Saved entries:
::::::::::
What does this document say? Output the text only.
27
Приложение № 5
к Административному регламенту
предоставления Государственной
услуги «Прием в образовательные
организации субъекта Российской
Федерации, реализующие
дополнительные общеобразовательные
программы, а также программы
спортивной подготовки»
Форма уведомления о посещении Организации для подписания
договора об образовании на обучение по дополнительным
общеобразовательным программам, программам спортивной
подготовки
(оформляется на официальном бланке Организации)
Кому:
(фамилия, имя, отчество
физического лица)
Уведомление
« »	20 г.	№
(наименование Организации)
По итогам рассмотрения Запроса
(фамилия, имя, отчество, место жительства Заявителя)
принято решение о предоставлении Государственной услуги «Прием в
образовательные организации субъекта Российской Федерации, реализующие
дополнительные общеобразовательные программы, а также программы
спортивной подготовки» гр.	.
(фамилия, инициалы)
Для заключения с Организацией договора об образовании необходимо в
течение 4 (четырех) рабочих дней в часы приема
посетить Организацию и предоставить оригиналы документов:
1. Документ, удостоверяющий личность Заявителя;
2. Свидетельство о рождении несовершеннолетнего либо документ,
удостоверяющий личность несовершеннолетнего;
::::::::::
• _Aim of the task_
Extract, word for word, each line of the listing above.

• _Response to this task_
What does this document say? Output the text only.
27
Приложение № 5
к Административному регламенту
предоставления Государственной
услуги «Прием в образовательные
организации субъекта Российской
Федерации, реализующие
дополнительные общеобразовательные
программы, а также программы
спортивной подготовки»
Форма уведомления о посещении Организации для подписания
договора об образовании на обучение по дополнительным
общеобразовательным программам, программам спортивной
подготовки
(оформляется на официальном бланке Организации)
Кому:
(фамилия, имя, отчество
физического лица)
Уведомление
« »	20 г.	№
(наименование Организации)
По итогам рассмотрения Запроса
(фамилия, имя, отчество, место жительства Заявителя)
принято решение о предоставлении Государственной услуги «Прием в
образовательные организации субъекта Российской Федерации, реализующие
дополнительные общеобразовательные программы, а также программы
спортивной подготовки» гр.	.
(фамилия, инициалы)
Для заключения с Организацией договора об образовании необходимо в
течение 4 (четырех) рабочих дней в часы приема
посетить Организацию и предоставить оригиналы документов:
1. Документ, удостоверяющий личность Заявителя;
2. Свидетельство о рождении несовершеннолетнего либо документ,
удостоверяющий личность несовершеннолетнего;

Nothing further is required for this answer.